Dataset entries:
>> START
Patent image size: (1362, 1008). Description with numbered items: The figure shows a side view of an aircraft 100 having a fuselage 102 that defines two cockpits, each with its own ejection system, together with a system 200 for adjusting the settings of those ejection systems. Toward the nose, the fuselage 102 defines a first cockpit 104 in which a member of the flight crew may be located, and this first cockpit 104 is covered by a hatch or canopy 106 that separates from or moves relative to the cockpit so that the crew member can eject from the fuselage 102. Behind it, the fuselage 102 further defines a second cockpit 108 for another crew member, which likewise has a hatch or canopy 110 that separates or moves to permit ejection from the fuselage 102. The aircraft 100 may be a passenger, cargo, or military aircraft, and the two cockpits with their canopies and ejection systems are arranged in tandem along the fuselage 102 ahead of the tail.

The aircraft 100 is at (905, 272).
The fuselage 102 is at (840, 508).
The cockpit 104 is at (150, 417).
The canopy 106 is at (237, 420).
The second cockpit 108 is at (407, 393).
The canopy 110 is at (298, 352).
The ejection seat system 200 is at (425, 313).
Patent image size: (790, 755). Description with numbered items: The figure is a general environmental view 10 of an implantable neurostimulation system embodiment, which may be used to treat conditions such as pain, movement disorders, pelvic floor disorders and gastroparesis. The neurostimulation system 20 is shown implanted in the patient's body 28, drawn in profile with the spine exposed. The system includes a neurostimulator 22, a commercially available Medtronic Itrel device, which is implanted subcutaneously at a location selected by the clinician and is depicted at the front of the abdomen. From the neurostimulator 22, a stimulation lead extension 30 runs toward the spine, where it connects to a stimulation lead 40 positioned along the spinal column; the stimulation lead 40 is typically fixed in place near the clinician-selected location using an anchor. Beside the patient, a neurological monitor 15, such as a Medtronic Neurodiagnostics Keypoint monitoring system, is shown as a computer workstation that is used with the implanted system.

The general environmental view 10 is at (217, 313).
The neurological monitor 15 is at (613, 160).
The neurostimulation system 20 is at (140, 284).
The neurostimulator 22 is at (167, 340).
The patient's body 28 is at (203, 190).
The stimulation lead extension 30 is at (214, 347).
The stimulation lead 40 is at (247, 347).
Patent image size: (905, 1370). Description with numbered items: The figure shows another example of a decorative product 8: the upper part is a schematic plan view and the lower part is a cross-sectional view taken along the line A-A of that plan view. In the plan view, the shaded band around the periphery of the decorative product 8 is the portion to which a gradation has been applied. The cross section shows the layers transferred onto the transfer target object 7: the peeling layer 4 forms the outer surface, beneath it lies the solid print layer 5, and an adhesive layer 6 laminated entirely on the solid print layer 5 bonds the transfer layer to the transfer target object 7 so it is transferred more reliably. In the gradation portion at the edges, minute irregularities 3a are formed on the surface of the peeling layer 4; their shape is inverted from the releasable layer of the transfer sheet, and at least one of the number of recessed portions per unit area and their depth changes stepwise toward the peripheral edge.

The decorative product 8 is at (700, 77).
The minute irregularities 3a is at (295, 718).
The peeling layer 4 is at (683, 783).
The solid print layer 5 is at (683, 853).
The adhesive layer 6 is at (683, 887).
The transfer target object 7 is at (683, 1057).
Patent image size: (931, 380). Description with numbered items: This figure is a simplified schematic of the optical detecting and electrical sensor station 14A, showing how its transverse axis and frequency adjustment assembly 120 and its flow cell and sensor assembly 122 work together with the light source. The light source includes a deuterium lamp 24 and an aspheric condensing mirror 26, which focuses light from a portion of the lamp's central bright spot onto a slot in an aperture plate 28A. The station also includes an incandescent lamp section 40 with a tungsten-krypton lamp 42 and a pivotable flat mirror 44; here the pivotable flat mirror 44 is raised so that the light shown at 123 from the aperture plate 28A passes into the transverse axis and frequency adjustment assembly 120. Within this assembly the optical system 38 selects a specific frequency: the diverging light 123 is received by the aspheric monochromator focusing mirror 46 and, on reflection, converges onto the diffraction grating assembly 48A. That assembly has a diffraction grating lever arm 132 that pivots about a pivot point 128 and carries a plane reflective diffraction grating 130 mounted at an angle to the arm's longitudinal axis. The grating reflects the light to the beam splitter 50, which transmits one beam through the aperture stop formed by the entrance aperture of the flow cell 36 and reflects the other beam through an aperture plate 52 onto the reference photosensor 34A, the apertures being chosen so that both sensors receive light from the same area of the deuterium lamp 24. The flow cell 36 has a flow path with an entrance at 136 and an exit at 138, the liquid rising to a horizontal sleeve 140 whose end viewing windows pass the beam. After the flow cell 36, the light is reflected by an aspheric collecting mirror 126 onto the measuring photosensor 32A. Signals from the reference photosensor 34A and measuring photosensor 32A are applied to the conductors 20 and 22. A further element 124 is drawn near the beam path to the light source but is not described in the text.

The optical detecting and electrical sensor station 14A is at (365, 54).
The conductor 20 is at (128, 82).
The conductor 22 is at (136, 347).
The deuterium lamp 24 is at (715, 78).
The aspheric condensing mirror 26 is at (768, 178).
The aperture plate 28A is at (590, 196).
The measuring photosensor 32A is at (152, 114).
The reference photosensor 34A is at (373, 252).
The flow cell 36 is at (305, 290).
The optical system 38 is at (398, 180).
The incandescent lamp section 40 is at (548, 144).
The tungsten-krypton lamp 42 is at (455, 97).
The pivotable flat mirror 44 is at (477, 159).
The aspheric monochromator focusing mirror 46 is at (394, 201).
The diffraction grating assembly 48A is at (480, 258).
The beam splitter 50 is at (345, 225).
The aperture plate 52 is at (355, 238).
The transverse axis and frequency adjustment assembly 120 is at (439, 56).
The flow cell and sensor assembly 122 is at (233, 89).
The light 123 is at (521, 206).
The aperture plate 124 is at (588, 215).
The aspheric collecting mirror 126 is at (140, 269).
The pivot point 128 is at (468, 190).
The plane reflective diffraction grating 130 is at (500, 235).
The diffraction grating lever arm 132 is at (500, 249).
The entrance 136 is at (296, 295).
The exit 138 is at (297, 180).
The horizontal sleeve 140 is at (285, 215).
>> END
▸ Task details: Format every line of the records above as a Markdown table with two columns, "No." for the row number and "Line" for the line itself, and omit blank lines.

▸ Solution for this exercise:
| No. | Line |
|---|---|
| 1 | Patent image size: (1362, 1008). Description with numbered items: The figure shows a side view of an aircraft 100 having a fuselage 102 that defines two cockpits, each with its own ejection system, together with a system 200 for adjusting the settings of those ejection systems. Toward the nose, the fuselage 102 defines a first cockpit 104 in which a member of the flight crew may be located, and this first cockpit 104 is covered by a hatch or canopy 106 that separates from or moves relative to the cockpit so that the crew member can eject from the fuselage 102. Behind it, the fuselage 102 further defines a second cockpit 108 for another crew member, which likewise has a hatch or canopy 110 that separates or moves to permit ejection from the fuselage 102. The aircraft 100 may be a passenger, cargo, or military aircraft, and the two cockpits with their canopies and ejection systems are arranged in tandem along the fuselage 102 ahead of the tail. |
| 2 | The aircraft 100 is at (905, 272). |
| 3 | The fuselage 102 is at (840, 508). |
| 4 | The cockpit 104 is at (150, 417). |
| 5 | The canopy 106 is at (237, 420). |
| 6 | The second cockpit 108 is at (407, 393). |
| 7 | The canopy 110 is at (298, 352). |
| 8 | The ejection seat system 200 is at (425, 313). |
| 9 | Patent image size: (790, 755). Description with numbered items: The figure is a general environmental view 10 of an implantable neurostimulation system embodiment, which may be used to treat conditions such as pain, movement disorders, pelvic floor disorders and gastroparesis. The neurostimulation system 20 is shown implanted in the patient's body 28, drawn in profile with the spine exposed. The system includes a neurostimulator 22, a commercially available Medtronic Itrel device, which is implanted subcutaneously at a location selected by the clinician and is depicted at the front of the abdomen. From the neurostimulator 22, a stimulation lead extension 30 runs toward the spine, where it connects to a stimulation lead 40 positioned along the spinal column; the stimulation lead 40 is typically fixed in place near the clinician-selected location using an anchor. Beside the patient, a neurological monitor 15, such as a Medtronic Neurodiagnostics Keypoint monitoring system, is shown as a computer workstation that is used with the implanted system. |
| 10 | The general environmental view 10 is at (217, 313). |
| 11 | The neurological monitor 15 is at (613, 160). |
| 12 | The neurostimulation system 20 is at (140, 284). |
| 13 | The neurostimulator 22 is at (167, 340). |
| 14 | The patient's body 28 is at (203, 190). |
| 15 | The stimulation lead extension 30 is at (214, 347). |
| 16 | The stimulation lead 40 is at (247, 347). |
| 17 | Patent image size: (905, 1370). Description with numbered items: The figure shows another example of a decorative product 8: the upper part is a schematic plan view and the lower part is a cross-sectional view taken along the line A-A of that plan view. In the plan view, the shaded band around the periphery of the decorative product 8 is the portion to which a gradation has been applied. The cross section shows the layers transferred onto the transfer target object 7: the peeling layer 4 forms the outer surface, beneath it lies the solid print layer 5, and an adhesive layer 6 laminated entirely on the solid print layer 5 bonds the transfer layer to the transfer target object 7 so it is transferred more reliably. In the gradation portion at the edges, minute irregularities 3a are formed on the surface of the peeling layer 4; their shape is inverted from the releasable layer of the transfer sheet, and at least one of the number of recessed portions per unit area and their depth changes stepwise toward the peripheral edge. |
| 18 | The decorative product 8 is at (700, 77). |
| 19 | The minute irregularities 3a is at (295, 718). |
| 20 | The peeling layer 4 is at (683, 783). |
| 21 | The solid print layer 5 is at (683, 853). |
| 22 | The adhesive layer 6 is at (683, 887). |
| 23 | The transfer target object 7 is at (683, 1057). |
| 24 | Patent image size: (931, 380). Description with numbered items: This figure is a simplified schematic of the optical detecting and electrical sensor station 14A, showing how its transverse axis and frequency adjustment assembly 120 and its flow cell and sensor assembly 122 work together with the light source. The light source includes a deuterium lamp 24 and an aspheric condensing mirror 26, which focuses light from a portion of the lamp's central bright spot onto a slot in an aperture plate 28A. The station also includes an incandescent lamp section 40 with a tungsten-krypton lamp 42 and a pivotable flat mirror 44; here the pivotable flat mirror 44 is raised so that the light shown at 123 from the aperture plate 28A passes into the transverse axis and frequency adjustment assembly 120. Within this assembly the optical system 38 selects a specific frequency: the diverging light 123 is received by the aspheric monochromator focusing mirror 46 and, on reflection, converges onto the diffraction grating assembly 48A. That assembly has a diffraction grating lever arm 132 that pivots about a pivot point 128 and carries a plane reflective diffraction grating 130 mounted at an angle to the arm's longitudinal axis. The grating reflects the light to the beam splitter 50, which transmits one beam through the aperture stop formed by the entrance aperture of the flow cell 36 and reflects the other beam through an aperture plate 52 onto the reference photosensor 34A, the apertures being chosen so that both sensors receive light from the same area of the deuterium lamp 24. The flow cell 36 has a flow path with an entrance at 136 and an exit at 138, the liquid rising to a horizontal sleeve 140 whose end viewing windows pass the beam. After the flow cell 36, the light is reflected by an aspheric collecting mirror 126 onto the measuring photosensor 32A. Signals from the reference photosensor 34A and measuring photosensor 32A are applied to the conductors 20 and 22. A further element 124 is drawn near the beam path to the light source but is not described in the text. |
| 25 | The optical detecting and electrical sensor station 14A is at (365, 54). |
| 26 | The conductor 20 is at (128, 82). |
| 27 | The conductor 22 is at (136, 347). |
| 28 | The deuterium lamp 24 is at (715, 78). |
| 29 | The aspheric condensing mirror 26 is at (768, 178). |
| 30 | The aperture plate 28A is at (590, 196). |
| 31 | The measuring photosensor 32A is at (152, 114). |
| 32 | The reference photosensor 34A is at (373, 252). |
| 33 | The flow cell 36 is at (305, 290). |
| 34 | The optical system 38 is at (398, 180). |
| 35 | The incandescent lamp section 40 is at (548, 144). |
| 36 | The tungsten-krypton lamp 42 is at (455, 97). |
| 37 | The pivotable flat mirror 44 is at (477, 159). |
| 38 | The aspheric monochromator focusing mirror 46 is at (394, 201). |
| 39 | The diffraction grating assembly 48A is at (480, 258). |
| 40 | The beam splitter 50 is at (345, 225). |
| 41 | The aperture plate 52 is at (355, 238). |
| 42 | The transverse axis and frequency adjustment assembly 120 is at (439, 56). |
| 43 | The flow cell and sensor assembly 122 is at (233, 89). |
| 44 | The light 123 is at (521, 206). |
| 45 | The aperture plate 124 is at (588, 215). |
| 46 | The aspheric collecting mirror 126 is at (140, 269). |
| 47 | The pivot point 128 is at (468, 190). |
| 48 | The plane reflective diffraction grating 130 is at (500, 235). |
| 49 | The diffraction grating lever arm 132 is at (500, 249). |
| 50 | The entrance 136 is at (296, 295). |
| 51 | The exit 138 is at (297, 180). |
| 52 | The horizontal sleeve 140 is at (285, 215). |